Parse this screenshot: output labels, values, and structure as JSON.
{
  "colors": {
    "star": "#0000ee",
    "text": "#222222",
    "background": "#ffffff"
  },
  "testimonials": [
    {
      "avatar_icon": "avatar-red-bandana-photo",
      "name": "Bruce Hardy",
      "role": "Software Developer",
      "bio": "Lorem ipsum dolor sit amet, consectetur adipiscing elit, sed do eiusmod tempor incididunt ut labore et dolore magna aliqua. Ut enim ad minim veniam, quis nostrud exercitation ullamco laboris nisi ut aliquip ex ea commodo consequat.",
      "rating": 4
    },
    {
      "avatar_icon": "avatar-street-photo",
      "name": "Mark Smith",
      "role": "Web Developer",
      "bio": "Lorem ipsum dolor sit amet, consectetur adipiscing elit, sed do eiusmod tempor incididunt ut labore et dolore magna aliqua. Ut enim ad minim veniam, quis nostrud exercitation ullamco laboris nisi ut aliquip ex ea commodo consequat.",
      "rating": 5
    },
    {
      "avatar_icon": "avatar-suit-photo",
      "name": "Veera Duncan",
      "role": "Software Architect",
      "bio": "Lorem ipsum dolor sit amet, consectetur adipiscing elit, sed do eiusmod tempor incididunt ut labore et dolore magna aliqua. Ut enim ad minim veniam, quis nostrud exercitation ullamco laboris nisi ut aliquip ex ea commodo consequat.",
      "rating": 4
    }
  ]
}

- - -

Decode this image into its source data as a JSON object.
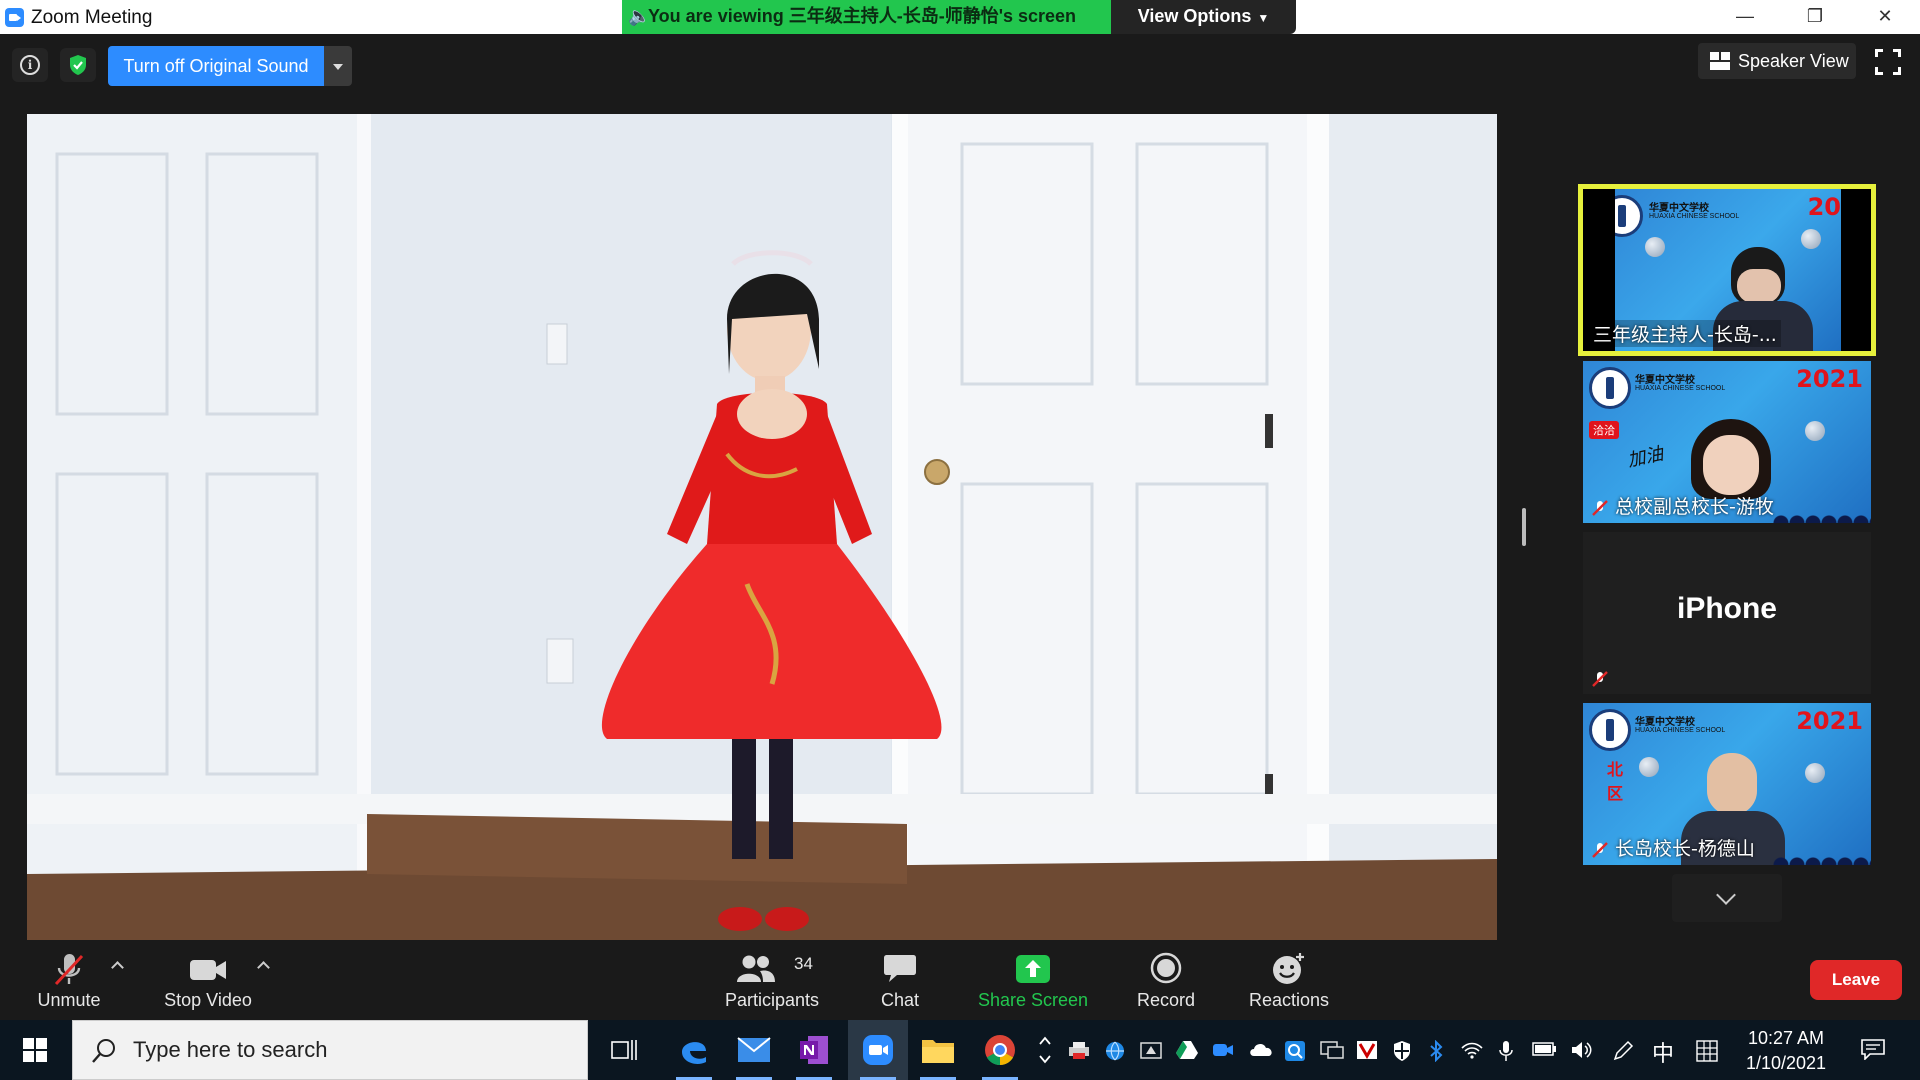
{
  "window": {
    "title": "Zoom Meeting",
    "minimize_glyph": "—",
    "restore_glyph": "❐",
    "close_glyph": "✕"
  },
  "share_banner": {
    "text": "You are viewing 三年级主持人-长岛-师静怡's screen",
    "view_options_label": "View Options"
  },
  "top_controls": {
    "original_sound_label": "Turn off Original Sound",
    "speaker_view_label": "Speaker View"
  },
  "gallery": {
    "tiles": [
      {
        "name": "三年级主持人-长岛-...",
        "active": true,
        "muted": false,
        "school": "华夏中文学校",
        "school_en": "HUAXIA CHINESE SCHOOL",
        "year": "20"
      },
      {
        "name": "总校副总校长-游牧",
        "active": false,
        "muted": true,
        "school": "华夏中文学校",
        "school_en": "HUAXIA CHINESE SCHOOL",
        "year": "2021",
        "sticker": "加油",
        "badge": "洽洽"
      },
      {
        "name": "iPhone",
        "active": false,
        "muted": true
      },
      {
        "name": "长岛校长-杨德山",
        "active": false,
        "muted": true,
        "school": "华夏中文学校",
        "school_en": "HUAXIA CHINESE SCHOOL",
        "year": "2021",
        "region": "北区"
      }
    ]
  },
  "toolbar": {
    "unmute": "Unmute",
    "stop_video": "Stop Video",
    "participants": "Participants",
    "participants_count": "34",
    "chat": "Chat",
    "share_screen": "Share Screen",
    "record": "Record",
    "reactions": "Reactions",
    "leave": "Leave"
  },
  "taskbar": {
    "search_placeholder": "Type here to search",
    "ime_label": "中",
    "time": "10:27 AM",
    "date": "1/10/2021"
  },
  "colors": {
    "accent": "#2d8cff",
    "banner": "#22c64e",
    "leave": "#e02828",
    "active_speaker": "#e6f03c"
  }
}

- - -

> Task instructions:
Going through the entries above, report how many lines include the string "JSON". The number alone is the answer.

> Solution to the problem:
2